--- REQUIREMENT ---
Render the following material again verbatim, leaving nothing out.

[Recorded data]

========

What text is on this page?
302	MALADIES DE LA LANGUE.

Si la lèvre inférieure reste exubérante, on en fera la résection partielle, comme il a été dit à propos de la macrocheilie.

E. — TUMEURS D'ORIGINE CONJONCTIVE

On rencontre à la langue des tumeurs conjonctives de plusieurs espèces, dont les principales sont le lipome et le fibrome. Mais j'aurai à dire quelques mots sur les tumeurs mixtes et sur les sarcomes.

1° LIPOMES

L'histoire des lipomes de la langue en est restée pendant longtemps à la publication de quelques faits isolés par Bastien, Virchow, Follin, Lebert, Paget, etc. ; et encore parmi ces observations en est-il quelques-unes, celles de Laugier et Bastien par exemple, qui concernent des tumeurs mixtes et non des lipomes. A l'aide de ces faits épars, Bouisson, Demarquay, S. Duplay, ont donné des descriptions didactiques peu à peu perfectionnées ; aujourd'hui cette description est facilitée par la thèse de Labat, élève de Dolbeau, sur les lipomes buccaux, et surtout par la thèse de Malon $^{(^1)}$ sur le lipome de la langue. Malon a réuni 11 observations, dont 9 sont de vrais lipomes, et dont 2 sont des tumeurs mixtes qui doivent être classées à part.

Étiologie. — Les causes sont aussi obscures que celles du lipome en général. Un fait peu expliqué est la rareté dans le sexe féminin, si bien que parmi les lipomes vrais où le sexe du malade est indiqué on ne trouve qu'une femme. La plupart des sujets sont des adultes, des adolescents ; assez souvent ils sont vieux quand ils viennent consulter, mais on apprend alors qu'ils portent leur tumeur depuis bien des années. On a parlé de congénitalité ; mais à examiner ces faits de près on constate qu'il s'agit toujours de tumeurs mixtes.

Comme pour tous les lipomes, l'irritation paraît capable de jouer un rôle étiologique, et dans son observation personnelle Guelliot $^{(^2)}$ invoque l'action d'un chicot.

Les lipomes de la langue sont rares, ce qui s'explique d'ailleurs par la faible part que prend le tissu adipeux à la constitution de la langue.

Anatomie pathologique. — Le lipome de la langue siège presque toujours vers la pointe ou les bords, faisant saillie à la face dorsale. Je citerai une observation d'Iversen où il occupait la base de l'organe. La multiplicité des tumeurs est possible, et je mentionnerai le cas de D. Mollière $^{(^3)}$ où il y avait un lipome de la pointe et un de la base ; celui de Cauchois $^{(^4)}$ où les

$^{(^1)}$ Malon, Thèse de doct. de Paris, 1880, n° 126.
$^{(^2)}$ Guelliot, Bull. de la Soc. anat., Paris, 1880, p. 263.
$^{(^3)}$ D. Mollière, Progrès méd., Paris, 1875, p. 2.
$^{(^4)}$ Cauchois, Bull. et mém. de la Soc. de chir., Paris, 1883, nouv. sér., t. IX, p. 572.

========

--- WRITTEN ANSWER ---
What text is on this page?
302	MALADIES DE LA LANGUE.

Si la lèvre inférieure reste exubérante, on en fera la résection partielle, comme il a été dit à propos de la macrocheilie.

E. — TUMEURS D'ORIGINE CONJONCTIVE

On rencontre à la langue des tumeurs conjonctives de plusieurs espèces, dont les principales sont le lipome et le fibrome. Mais j'aurai à dire quelques mots sur les tumeurs mixtes et sur les sarcomes.

1° LIPOMES

L'histoire des lipomes de la langue en est restée pendant longtemps à la publication de quelques faits isolés par Bastien, Virchow, Follin, Lebert, Paget, etc. ; et encore parmi ces observations en est-il quelques-unes, celles de Laugier et Bastien par exemple, qui concernent des tumeurs mixtes et non des lipomes. A l'aide de ces faits épars, Bouisson, Demarquay, S. Duplay, ont donné des descriptions didactiques peu à peu perfectionnées ; aujourd'hui cette description est facilitée par la thèse de Labat, élève de Dolbeau, sur les lipomes buccaux, et surtout par la thèse de Malon $^{(^1)}$ sur le lipome de la langue. Malon a réuni 11 observations, dont 9 sont de vrais lipomes, et dont 2 sont des tumeurs mixtes qui doivent être classées à part.

Étiologie. — Les causes sont aussi obscures que celles du lipome en général. Un fait peu expliqué est la rareté dans le sexe féminin, si bien que parmi les lipomes vrais où le sexe du malade est indiqué on ne trouve qu'une femme. La plupart des sujets sont des adultes, des adolescents ; assez souvent ils sont vieux quand ils viennent consulter, mais on apprend alors qu'ils portent leur tumeur depuis bien des années. On a parlé de congénitalité ; mais à examiner ces faits de près on constate qu'il s'agit toujours de tumeurs mixtes.

Comme pour tous les lipomes, l'irritation paraît capable de jouer un rôle étiologique, et dans son observation personnelle Guelliot $^{(^2)}$ invoque l'action d'un chicot.

Les lipomes de la langue sont rares, ce qui s'explique d'ailleurs par la faible part que prend le tissu adipeux à la constitution de la langue.

Anatomie pathologique. — Le lipome de la langue siège presque toujours vers la pointe ou les bords, faisant saillie à la face dorsale. Je citerai une observation d'Iversen où il occupait la base de l'organe. La multiplicité des tumeurs est possible, et je mentionnerai le cas de D. Mollière $^{(^3)}$ où il y avait un lipome de la pointe et un de la base ; celui de Cauchois $^{(^4)}$ où les

$^{(^1)}$ Malon, Thèse de doct. de Paris, 1880, n° 126.
$^{(^2)}$ Guelliot, Bull. de la Soc. anat., Paris, 1880, p. 263.
$^{(^3)}$ D. Mollière, Progrès méd., Paris, 1875, p. 2.
$^{(^4)}$ Cauchois, Bull. et mém. de la Soc. de chir., Paris, 1883, nouv. sér., t. IX, p. 572.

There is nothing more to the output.